--- begin DATASET RECORDS ---

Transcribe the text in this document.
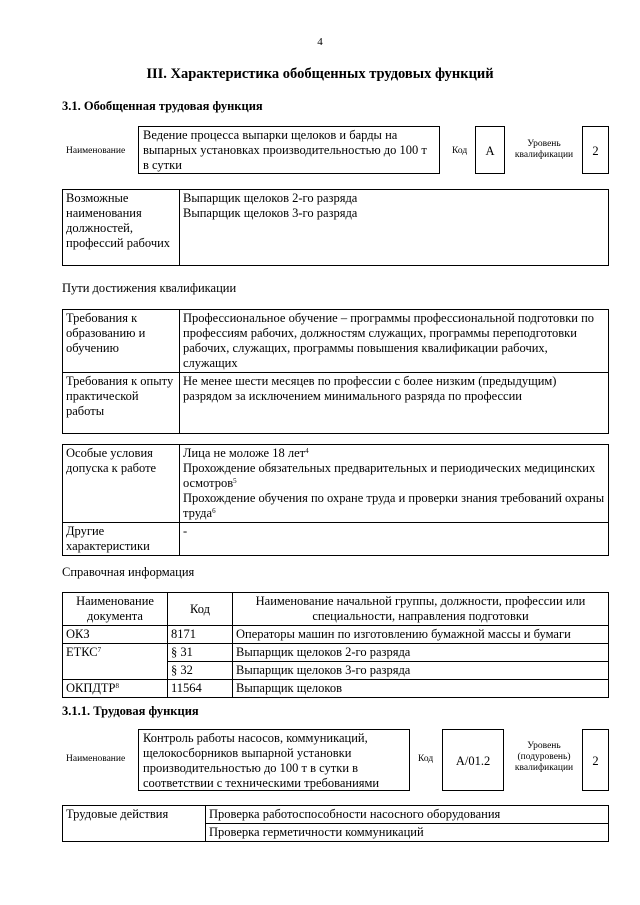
4
III. Характеристика обобщенных трудовых функций
3.1. Обобщенная трудовая функция
Наименование
Ведение процесса выпарки щелоков и барды на выпарных установках производительностью до 100 т в сутки
Код	А	Уровень квалификации	2
Возможные наименования должностей, профессий рабочих	
Выпарщик щелоков 2-го разряда
Выпарщик щелоков 3-го разряда
Пути достижения квалификации
Требования к образованию и обучению	Профессиональное обучение – программы профессиональной подготовки по профессиям рабочих, должностям служащих, программы переподготовки рабочих, служащих, программы повышения квалификации рабочих, служащих
Требования к опыту практической работы	Не менее шести месяцев по профессии с более низким (предыдущим) разрядом за исключением минимального разряда по профессии
Особые условия допуска к работе	Лица не моложе 18 лет$^4$
Прохождение обязательных предварительных и периодических медицинских осмотров$^5$
Прохождение обучения по охране труда и проверки знания требований охраны труда$^6$

Другие характеристики	-
Справочная информация
Наименование документа	Код	Наименование начальной группы, должности, профессии или специальности, направления подготовки
ОКЗ	8171	Операторы машин по изготовлению бумажной массы и бумаги
ЕТКС$^7$	§ 31	Выпарщик щелоков 2-го разряда
	§ 32	Выпарщик щелоков 3-го разряда
ОКПДТР$^8$	11564	Выпарщик щелоков
3.1.1. Трудовая функция
Наименование
Контроль работы насосов, коммуникаций, щелокосборников выпарной установки производительностью до 100 т в сутки в соответствии с техническими требованиями
Код	А/01.2
Уровень (подуровень) квалификации	2
Трудовые действия	Проверка работоспособности насосного оборудования
Проверка герметичности коммуникаций
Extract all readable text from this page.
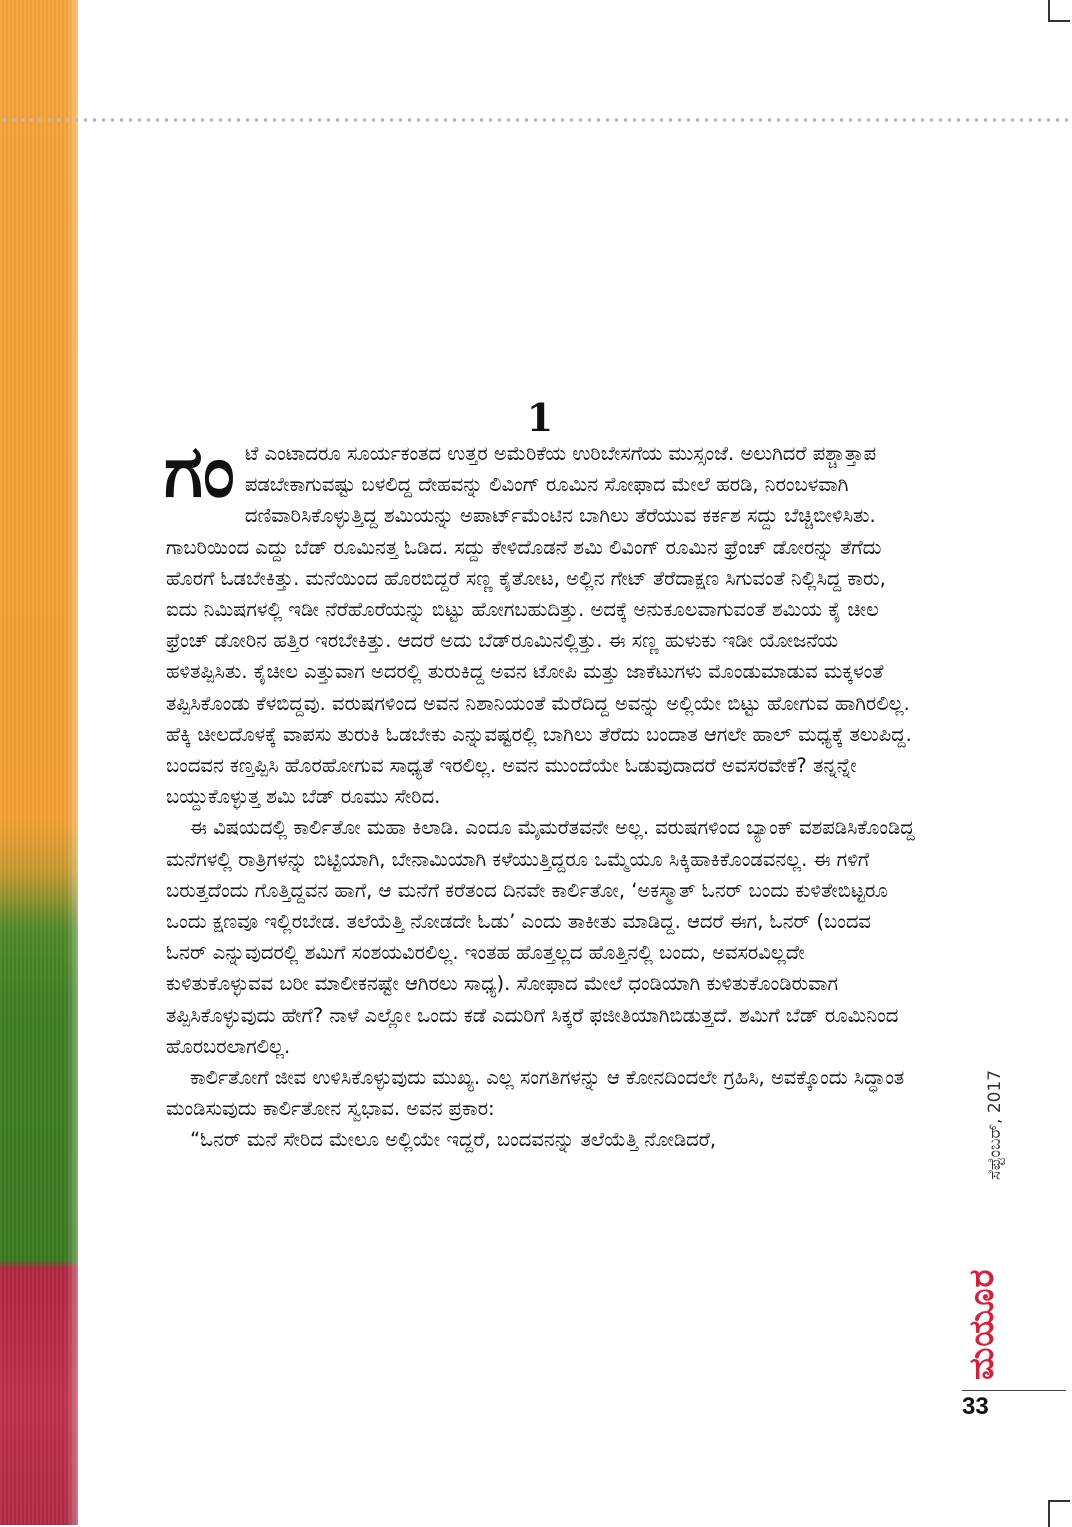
1

ಗಂಟೆ ಎಂಟಾದರೂ ಸೂರ್ಯಕಂತದ ಉತ್ತರ ಅಮೆರಿಕೆಯ ಉರಿಬೇಸಗೆಯ ಮುಸ್ಸಂಜೆ. ಅಲುಗಿದರೆ ಪಶ್ಚಾತ್ತಾಪ ಪಡಬೇಕಾಗುವಷ್ಟು ಬಳಲಿದ್ದ ದೇಹವನ್ನು ಲಿವಿಂಗ್ ರೂಮಿನ ಸೋಫಾದ ಮೇಲೆ ಹರಡಿ, ನಿರಂಬಳವಾಗಿ ದಣಿವಾರಿಸಿಕೊಳ್ಳುತ್ತಿದ್ದ ಶಮಿಯನ್ನು ಅಪಾರ್ಟ್‌ಮೆಂಟಿನ ಬಾಗಿಲು ತೆರೆಯುವ ಕರ್ಕಶ ಸದ್ದು ಬೆಚ್ಚಿಬೀಳಿಸಿತು. ಗಾಬರಿಯಿಂದ ಎದ್ದು ಬೆಡ್ ರೂಮಿನತ್ತ ಓಡಿದ. ಸದ್ದು ಕೇಳಿದೊಡನೆ ಶಮಿ ಲಿವಿಂಗ್ ರೂಮಿನ ಫ್ರೆಂಚ್ ಡೋರನ್ನು ತೆಗೆದು ಹೊರಗೆ ಓಡಬೇಕಿತ್ತು. ಮನೆಯಿಂದ ಹೊರಬಿದ್ದರೆ ಸಣ್ಣ ಕೈತೋಟ, ಅಲ್ಲಿನ ಗೇಟ್ ತೆರೆದಾಕ್ಷಣ ಸಿಗುವಂತೆ ನಿಲ್ಲಿಸಿದ್ದ ಕಾರು, ಐದು ನಿಮಿಷಗಳಲ್ಲಿ ಇಡೀ ನೆರೆಹೊರೆಯನ್ನು ಬಿಟ್ಟು ಹೋಗಬಹುದಿತ್ತು. ಅದಕ್ಕೆ ಅನುಕೂಲವಾಗುವಂತೆ ಶಮಿಯ ಕೈ ಚೀಲ ಫ್ರೆಂಚ್ ಡೋರಿನ ಹತ್ತಿರ ಇರಬೇಕಿತ್ತು. ಆದರೆ ಅದು ಬೆಡ್‌ರೂಮಿನಲ್ಲಿತ್ತು. ಈ ಸಣ್ಣ ಹುಳುಕು ಇಡೀ ಯೋಜನೆಯ ಹಳಿತಪ್ಪಿಸಿತು. ಕೈಚೀಲ ಎತ್ತುವಾಗ ಅದರಲ್ಲಿ ತುರುಕಿದ್ದ ಅವನ ಟೋಪಿ ಮತ್ತು ಜಾಕೆಟುಗಳು ಮೊಂಡುಮಾಡುವ ಮಕ್ಕಳಂತೆ ತಪ್ಪಿಸಿಕೊಂಡು ಕೆಳಬಿದ್ದವು. ವರುಷಗಳಿಂದ ಅವನ ನಿಶಾನಿಯಂತೆ ಮೆರೆದಿದ್ದ ಅವನ್ನು ಅಲ್ಲಿಯೇ ಬಿಟ್ಟು ಹೋಗುವ ಹಾಗಿರಲಿಲ್ಲ. ಹೆಕ್ಕಿ ಚೀಲದೊಳಕ್ಕೆ ವಾಪಸು ತುರುಕಿ ಓಡಬೇಕು ಎನ್ನುವಷ್ಟರಲ್ಲಿ ಬಾಗಿಲು ತೆರೆದು ಬಂದಾತ ಆಗಲೇ ಹಾಲ್ ಮಧ್ಯಕ್ಕೆ ತಲುಪಿದ್ದ. ಬಂದವನ ಕಣ್ತಪ್ಪಿಸಿ ಹೊರಹೋಗುವ ಸಾಧ್ಯತೆ ಇರಲಿಲ್ಲ. ಅವನ ಮುಂದೆಯೇ ಓಡುವುದಾದರೆ ಅವಸರವೇಕೆ? ತನ್ನನ್ನೇ ಬಯ್ದುಕೊಳ್ಳುತ್ತ ಶಮಿ ಬೆಡ್ ರೂಮು ಸೇರಿದ.

ಈ ವಿಷಯದಲ್ಲಿ ಕಾರ್ಲಿತೋ ಮಹಾ ಕಿಲಾಡಿ. ಎಂದೂ ಮೈಮರೆತವನೇ ಅಲ್ಲ. ವರುಷಗಳಿಂದ ಬ್ಯಾಂಕ್ ವಶಪಡಿಸಿಕೊಂಡಿದ್ದ ಮನೆಗಳಲ್ಲಿ ರಾತ್ರಿಗಳನ್ನು ಬಿಟ್ಟಿಯಾಗಿ, ಬೇನಾಮಿಯಾಗಿ ಕಳೆಯುತ್ತಿದ್ದರೂ ಒಮ್ಮೆಯೂ ಸಿಕ್ಕಿಹಾಕಿಕೊಂಡವನಲ್ಲ. ಈ ಗಳಿಗೆ ಬರುತ್ತದೆಂದು ಗೊತ್ತಿದ್ದವನ ಹಾಗೆ, ಆ ಮನೆಗೆ ಕರೆತಂದ ದಿನವೇ ಕಾರ್ಲಿತೋ, ‘ಅಕಸ್ಮಾತ್ ಓನರ್ ಬಂದು ಕುಳಿತೇಬಿಟ್ಟರೂ ಒಂದು ಕ್ಷಣವೂ ಇಲ್ಲಿರಬೇಡ. ತಲೆಯೆತ್ತಿ ನೋಡದೇ ಓಡು’ ಎಂದು ತಾಕೀತು ಮಾಡಿದ್ದ. ಆದರೆ ಈಗ, ಓನರ್ (ಬಂದವ ಓನರ್ ಎನ್ನುವುದರಲ್ಲಿ ಶಮಿಗೆ ಸಂಶಯವಿರಲಿಲ್ಲ. ಇಂತಹ ಹೊತ್ತಲ್ಲದ ಹೊತ್ತಿನಲ್ಲಿ ಬಂದು, ಅವಸರವಿಲ್ಲದೇ ಕುಳಿತುಕೊಳ್ಳುವವ ಬರೀ ಮಾಲೀಕನಷ್ಟೇ ಆಗಿರಲು ಸಾಧ್ಯ). ಸೋಫಾದ ಮೇಲೆ ಧಂಡಿಯಾಗಿ ಕುಳಿತುಕೊಂಡಿರುವಾಗ ತಪ್ಪಿಸಿಕೊಳ್ಳುವುದು ಹೇಗೆ? ನಾಳೆ ಎಲ್ಲೋ ಒಂದು ಕಡೆ ಎದುರಿಗೆ ಸಿಕ್ಕರೆ ಫಜೀತಿಯಾಗಿಬಿಡುತ್ತದೆ. ಶಮಿಗೆ ಬೆಡ್ ರೂಮಿನಿಂದ ಹೊರಬರಲಾಗಲಿಲ್ಲ.

ಕಾರ್ಲಿತೋಗೆ ಜೀವ ಉಳಿಸಿಕೊಳ್ಳುವುದು ಮುಖ್ಯ. ಎಲ್ಲ ಸಂಗತಿಗಳನ್ನು ಆ ಕೋನದಿಂದಲೇ ಗ್ರಹಿಸಿ, ಅವಕ್ಕೊಂದು ಸಿದ್ಧಾಂತ ಮಂಡಿಸುವುದು ಕಾರ್ಲಿತೋನ ಸ್ವಭಾವ. ಅವನ ಪ್ರಕಾರ:

“ಓನರ್ ಮನೆ ಸೇರಿದ ಮೇಲೂ ಅಲ್ಲಿಯೇ ಇದ್ದರೆ, ಬಂದವನನ್ನು ತಲೆಯೆತ್ತಿ ನೋಡಿದರೆ,	ಸೆಪ್ಟೆಂಬರ್, 2017
ಮಯೂರ
33
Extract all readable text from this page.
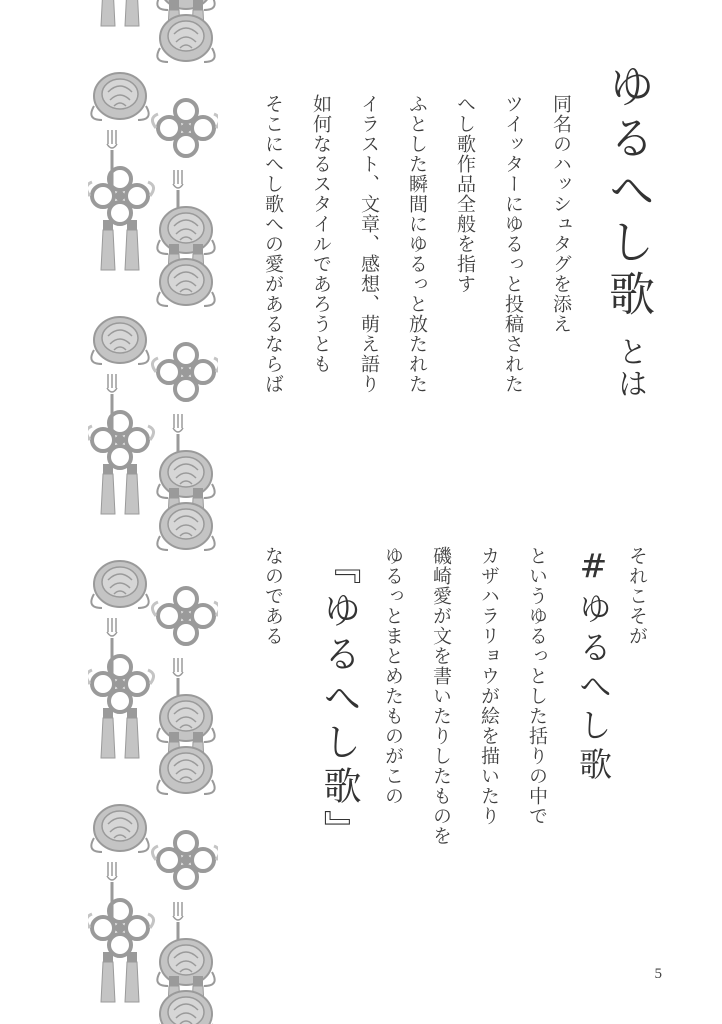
ゆるへし歌とは
同名のハッシュタグを添え
ツイッターにゆるっと投稿された
へし歌作品全般を指す
ふとした瞬間にゆるっと放たれた
イラスト、文章、感想、萌え語り
如何なるスタイルであろうとも
そこにへし歌への愛があるならば
それこそが
#ゆるへし歌
というゆるっとした括りの中で
カザハラリョウが絵を描いたり
磯崎愛が文を書いたりしたものを
ゆるっとまとめたものがこの
『ゆるへし歌』
なのである
5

--- end DATASET RECORDS ---

▶ [YOUR TASK] From the listing above, copy every line that includes the word "Прохождение".

▶ [REPLY]
Прохождение обязательных предварительных и периодических медицинских осмотров$^5$
Прохождение обучения по охране труда и проверки знания требований охраны труда$^6$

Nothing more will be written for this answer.